** Start **

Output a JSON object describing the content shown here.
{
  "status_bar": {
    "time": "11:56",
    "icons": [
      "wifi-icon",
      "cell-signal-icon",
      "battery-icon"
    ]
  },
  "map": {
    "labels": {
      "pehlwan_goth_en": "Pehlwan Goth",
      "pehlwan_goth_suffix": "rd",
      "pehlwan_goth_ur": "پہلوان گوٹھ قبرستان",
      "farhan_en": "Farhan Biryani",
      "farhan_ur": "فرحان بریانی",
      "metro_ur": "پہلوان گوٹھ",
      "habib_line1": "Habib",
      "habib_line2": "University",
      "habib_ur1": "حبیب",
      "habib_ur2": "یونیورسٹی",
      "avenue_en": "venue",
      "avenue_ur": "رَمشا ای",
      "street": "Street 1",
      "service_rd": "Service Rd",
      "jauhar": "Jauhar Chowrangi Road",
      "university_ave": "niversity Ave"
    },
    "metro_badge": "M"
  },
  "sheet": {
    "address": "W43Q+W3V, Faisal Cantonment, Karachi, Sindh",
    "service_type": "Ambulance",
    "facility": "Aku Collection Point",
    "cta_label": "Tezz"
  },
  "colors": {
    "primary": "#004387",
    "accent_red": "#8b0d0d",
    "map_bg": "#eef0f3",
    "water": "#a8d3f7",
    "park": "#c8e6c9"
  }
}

** End **

Your task => Nothing in the listing may be changed; retype it all exactly.

Result for this task =>
Output a JSON object describing the content shown here.
{
  "status_bar": {
    "time": "11:56",
    "icons": [
      "wifi-icon",
      "cell-signal-icon",
      "battery-icon"
    ]
  },
  "map": {
    "labels": {
      "pehlwan_goth_en": "Pehlwan Goth",
      "pehlwan_goth_suffix": "rd",
      "pehlwan_goth_ur": "پہلوان گوٹھ قبرستان",
      "farhan_en": "Farhan Biryani",
      "farhan_ur": "فرحان بریانی",
      "metro_ur": "پہلوان گوٹھ",
      "habib_line1": "Habib",
      "habib_line2": "University",
      "habib_ur1": "حبیب",
      "habib_ur2": "یونیورسٹی",
      "avenue_en": "venue",
      "avenue_ur": "رَمشا ای",
      "street": "Street 1",
      "service_rd": "Service Rd",
      "jauhar": "Jauhar Chowrangi Road",
      "university_ave": "niversity Ave"
    },
    "metro_badge": "M"
  },
  "sheet": {
    "address": "W43Q+W3V, Faisal Cantonment, Karachi, Sindh",
    "service_type": "Ambulance",
    "facility": "Aku Collection Point",
    "cta_label": "Tezz"
  },
  "colors": {
    "primary": "#004387",
    "accent_red": "#8b0d0d",
    "map_bg": "#eef0f3",
    "water": "#a8d3f7",
    "park": "#c8e6c9"
  }
}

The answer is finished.